TEXT SEGMENT:
Is there a way to simplify the Code for Nodes by somehow adding condition_variable to the Queue and using that to synchronize and signal all output nodes to stop wait? (I have some ideas for this in the comments of the Queue class.. but need to be sure about race conditions and blocking stuff...)
Finally, a bit more open ended for the future.. I have to make the ``Queue` bounded at some point. What would be the most optimal way to handle this? The processing times of different nodes could be different and large queues could form at 'some' places but not others. Is it possible to have a global bound on total number of queued items rather than local bound on each queue?

Please do not update the code in your question to incorporate feedback from answers, doing so goes against the Question + Answer style of Code Review. This is not a forum where you should keep the most updated version in your question. Please see what you may and may not do after receiving answers. — Mast, Commented May 6, 2023 at 16:44

Ajinkya Kamat · Accepted Answer · 2023-05-05 04:49:44Z

General

typedef is not needed in C++ for structs
In C++, one tends to have public members first and then private members. similarly constructors and functions generally come before member variables.
All classes with virtual functions must have a virtual destructor.
It's considered bad practice to have protected members. It is also considered bad practice to have member variables in base classes that are pure virtual
Avoid having _ as a prefix to before any names. Its against C++ guidelines.

Architecture

Your hierarchies are too deep. There is very little to be gained from having a Node class. Also, it is the cause of the ambigous base error in Processor. Look up diamond dependency issue.
The NodesWithOutput and NodesWithInput is leaking variables. Everytime, the getters are called a new shared_ptr is created. Looking at the usage you could have easily made it into a struct.
Further there is no point having NodesWithOutput and NodesWithInput, why not just create a class called Pipe and let the Nodes have a shared_ptr to it?

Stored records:
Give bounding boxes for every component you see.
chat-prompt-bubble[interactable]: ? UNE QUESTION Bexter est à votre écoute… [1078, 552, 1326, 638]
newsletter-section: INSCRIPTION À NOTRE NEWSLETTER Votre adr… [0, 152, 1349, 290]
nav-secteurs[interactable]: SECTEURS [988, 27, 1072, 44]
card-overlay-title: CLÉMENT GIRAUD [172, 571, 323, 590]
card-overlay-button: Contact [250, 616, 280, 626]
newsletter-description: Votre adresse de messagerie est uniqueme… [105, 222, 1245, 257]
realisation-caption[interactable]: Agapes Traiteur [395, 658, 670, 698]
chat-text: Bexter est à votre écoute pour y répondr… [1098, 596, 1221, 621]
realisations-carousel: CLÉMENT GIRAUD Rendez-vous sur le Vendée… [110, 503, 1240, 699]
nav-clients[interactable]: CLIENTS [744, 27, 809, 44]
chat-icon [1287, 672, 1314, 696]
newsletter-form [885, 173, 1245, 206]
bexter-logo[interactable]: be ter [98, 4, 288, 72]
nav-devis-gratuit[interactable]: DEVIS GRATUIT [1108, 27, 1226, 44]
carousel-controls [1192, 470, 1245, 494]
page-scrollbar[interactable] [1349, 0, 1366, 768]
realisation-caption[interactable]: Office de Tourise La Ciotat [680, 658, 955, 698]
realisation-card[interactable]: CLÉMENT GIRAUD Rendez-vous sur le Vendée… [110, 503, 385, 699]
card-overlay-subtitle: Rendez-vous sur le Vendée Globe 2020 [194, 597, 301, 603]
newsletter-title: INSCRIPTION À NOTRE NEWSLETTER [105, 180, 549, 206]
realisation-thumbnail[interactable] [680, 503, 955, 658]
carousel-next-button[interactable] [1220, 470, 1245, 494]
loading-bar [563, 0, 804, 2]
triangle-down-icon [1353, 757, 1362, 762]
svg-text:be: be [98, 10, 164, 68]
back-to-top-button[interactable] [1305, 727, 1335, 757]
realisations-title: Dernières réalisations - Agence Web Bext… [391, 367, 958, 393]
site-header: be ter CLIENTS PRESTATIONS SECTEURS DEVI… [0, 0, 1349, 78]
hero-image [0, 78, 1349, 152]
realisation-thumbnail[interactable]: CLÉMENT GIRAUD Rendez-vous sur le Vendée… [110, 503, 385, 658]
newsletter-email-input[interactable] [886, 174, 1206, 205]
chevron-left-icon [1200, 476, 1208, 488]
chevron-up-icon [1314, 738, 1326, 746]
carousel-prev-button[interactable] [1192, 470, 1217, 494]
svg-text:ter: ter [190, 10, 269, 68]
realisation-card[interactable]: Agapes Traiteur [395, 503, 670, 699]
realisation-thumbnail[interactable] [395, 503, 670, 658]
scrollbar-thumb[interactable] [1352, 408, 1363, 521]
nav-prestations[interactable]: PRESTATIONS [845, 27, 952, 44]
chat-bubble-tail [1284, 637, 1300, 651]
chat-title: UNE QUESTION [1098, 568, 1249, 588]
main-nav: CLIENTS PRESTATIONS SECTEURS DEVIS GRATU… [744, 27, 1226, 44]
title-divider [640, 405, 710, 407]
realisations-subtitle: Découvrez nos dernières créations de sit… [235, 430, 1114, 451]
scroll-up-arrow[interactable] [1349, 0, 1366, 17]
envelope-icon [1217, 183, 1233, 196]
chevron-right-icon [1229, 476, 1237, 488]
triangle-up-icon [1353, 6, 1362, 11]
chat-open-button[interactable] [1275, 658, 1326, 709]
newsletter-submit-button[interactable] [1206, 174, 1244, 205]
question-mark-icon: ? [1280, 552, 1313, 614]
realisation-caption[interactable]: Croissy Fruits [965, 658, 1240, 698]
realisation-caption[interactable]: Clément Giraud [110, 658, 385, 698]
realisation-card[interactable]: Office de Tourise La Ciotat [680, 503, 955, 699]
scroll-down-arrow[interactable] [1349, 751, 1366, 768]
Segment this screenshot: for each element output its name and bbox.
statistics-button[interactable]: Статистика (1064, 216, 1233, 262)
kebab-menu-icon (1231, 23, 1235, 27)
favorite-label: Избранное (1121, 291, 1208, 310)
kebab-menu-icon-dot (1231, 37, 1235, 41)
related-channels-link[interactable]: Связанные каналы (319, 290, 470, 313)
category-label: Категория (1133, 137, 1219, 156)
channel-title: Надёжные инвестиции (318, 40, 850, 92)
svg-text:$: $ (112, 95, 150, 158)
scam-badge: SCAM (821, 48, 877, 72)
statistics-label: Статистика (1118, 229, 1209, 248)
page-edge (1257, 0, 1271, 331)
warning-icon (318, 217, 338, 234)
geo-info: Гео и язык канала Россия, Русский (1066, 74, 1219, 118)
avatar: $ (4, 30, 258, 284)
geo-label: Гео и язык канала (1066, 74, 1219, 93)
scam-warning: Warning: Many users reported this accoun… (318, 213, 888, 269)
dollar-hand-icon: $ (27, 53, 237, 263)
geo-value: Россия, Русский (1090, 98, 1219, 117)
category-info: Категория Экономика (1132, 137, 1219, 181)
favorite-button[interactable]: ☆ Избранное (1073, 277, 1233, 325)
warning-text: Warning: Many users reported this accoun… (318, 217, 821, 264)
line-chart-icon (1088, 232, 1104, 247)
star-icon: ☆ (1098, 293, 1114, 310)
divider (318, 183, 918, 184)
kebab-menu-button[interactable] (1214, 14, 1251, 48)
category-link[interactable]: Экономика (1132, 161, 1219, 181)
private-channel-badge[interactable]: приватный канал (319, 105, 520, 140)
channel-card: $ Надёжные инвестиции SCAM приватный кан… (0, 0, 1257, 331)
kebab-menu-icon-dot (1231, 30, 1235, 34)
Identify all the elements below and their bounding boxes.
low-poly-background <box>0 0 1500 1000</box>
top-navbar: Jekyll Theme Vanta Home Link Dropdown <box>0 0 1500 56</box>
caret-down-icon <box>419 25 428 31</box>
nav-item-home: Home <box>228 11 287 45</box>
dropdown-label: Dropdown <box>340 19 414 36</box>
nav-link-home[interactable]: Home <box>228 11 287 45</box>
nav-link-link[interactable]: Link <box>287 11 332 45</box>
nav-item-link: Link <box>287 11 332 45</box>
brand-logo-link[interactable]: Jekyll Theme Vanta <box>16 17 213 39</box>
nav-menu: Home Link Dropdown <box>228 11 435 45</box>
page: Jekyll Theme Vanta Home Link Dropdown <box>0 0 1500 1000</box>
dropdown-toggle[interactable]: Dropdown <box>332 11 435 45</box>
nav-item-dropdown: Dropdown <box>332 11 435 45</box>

REQUIREMENT A: For the code review thread, tell whether each statement agrees with it, answering yes or no and quoting the words that decide it: (i) the answer says C++ needs typedef for structs; (ii) the answer says every class with virtual functions must have a virtual destructor; (iii) the answer says there is a lot to be gained from having a Node class.
REQUIREMENT B: Return the part of the code review thread starting with "typedef is not" and going on through "into a struct.", copied word for word.
The entries have nothing to do with the code review thread.

EXPECTED OUTPUT A:
(i) No: "typedef is not needed in C++ for structs"
(ii) Yes: "All classes with virtual functions must have a virtual destructor."
(iii) No: "There is very little to be gained from having a Node class."

EXPECTED OUTPUT B:
typedef is not needed in C++ for structs
In C++, one tends to have public members first and then private members. similarly constructors and functions generally come before member variables.
All classes with virtual functions must have a virtual destructor.
It's considered bad practice to have protected members. It is also considered bad practice to have member variables in base classes that are pure virtual
Avoid having _ as a prefix to before any names. Its against C++ guidelines.

Architecture

Your hierarchies are too deep. There is very little to be gained from having a Node class. Also, it is the cause of the ambigous base error in Processor. Look up diamond dependency issue.
The NodesWithOutput and NodesWithInput is leaking variables. Everytime, the getters are called a new shared_ptr is created. Looking at the usage you could have easily made it into a struct.